## Given instruction:
How many of the lines that follow contain the word "this"? Give only the number.

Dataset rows
+++

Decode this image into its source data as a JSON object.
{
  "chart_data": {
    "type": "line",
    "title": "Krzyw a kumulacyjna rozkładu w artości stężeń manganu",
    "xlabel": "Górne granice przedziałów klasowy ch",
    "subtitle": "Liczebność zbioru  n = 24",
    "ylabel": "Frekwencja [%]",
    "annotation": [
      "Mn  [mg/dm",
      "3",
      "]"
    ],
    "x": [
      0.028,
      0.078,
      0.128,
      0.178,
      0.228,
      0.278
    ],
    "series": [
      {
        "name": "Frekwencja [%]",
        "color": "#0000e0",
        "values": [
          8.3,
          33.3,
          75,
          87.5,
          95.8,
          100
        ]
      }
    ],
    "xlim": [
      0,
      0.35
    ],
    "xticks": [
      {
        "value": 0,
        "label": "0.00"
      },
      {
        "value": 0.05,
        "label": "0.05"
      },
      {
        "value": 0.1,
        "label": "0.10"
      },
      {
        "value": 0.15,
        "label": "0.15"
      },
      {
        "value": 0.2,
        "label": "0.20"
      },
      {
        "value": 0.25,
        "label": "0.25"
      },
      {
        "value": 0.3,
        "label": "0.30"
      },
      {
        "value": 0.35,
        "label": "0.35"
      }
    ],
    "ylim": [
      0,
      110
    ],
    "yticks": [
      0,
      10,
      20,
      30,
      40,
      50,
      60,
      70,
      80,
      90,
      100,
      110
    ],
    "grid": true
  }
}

+++

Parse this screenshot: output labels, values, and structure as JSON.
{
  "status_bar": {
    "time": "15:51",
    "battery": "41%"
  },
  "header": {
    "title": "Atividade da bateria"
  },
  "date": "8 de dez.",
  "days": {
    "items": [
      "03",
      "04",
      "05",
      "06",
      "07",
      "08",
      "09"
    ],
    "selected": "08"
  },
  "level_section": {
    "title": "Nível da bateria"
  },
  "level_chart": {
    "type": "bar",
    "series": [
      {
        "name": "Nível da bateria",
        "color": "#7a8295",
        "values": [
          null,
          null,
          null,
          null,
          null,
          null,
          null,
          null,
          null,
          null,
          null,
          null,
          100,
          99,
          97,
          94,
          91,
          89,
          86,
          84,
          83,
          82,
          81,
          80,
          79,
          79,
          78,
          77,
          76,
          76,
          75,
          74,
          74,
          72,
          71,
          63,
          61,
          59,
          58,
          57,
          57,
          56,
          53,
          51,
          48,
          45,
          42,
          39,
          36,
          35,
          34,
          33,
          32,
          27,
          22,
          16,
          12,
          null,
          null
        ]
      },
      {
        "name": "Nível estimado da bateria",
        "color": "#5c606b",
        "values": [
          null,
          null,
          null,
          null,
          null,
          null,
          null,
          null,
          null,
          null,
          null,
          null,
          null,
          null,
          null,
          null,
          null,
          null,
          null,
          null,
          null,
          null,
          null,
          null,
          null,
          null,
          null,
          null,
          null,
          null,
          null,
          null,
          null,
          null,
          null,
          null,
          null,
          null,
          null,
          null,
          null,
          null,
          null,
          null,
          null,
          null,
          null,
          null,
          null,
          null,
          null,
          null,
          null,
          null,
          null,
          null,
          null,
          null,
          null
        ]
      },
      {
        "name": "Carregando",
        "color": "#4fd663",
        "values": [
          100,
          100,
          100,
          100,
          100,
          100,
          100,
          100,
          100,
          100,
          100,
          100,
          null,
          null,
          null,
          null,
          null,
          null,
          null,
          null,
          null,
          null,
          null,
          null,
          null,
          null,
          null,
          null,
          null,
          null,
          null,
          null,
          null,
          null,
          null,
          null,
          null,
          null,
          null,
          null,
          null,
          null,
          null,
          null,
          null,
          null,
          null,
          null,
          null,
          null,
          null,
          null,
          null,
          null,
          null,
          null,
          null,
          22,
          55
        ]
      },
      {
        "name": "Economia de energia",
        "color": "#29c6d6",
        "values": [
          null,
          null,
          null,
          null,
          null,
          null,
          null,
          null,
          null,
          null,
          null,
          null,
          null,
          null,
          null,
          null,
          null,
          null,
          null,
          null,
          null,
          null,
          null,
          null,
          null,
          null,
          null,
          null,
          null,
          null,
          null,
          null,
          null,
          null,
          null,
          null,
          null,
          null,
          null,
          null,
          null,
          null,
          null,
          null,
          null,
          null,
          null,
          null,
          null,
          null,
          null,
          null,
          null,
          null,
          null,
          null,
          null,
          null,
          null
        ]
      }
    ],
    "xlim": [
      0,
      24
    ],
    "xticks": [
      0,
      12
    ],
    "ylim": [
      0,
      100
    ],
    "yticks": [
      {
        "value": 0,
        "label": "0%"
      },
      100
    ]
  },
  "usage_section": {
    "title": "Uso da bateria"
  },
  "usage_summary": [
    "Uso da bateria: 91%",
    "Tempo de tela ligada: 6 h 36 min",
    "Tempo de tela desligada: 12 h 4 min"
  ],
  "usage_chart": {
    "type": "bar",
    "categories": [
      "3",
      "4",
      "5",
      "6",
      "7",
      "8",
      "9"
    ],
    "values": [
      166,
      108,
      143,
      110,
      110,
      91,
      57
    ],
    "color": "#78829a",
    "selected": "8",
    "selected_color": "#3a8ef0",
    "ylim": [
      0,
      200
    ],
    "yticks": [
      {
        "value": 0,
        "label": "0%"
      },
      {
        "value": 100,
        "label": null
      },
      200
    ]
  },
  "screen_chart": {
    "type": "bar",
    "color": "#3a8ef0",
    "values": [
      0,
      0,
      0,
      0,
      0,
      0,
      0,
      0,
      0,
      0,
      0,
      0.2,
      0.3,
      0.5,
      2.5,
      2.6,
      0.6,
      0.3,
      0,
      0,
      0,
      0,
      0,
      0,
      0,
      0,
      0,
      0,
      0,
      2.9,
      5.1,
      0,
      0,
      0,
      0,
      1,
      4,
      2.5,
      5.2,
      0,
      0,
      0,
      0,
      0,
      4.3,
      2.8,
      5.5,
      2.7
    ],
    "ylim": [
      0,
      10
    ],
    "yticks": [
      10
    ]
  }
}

+++

## Answer to the exercise:
2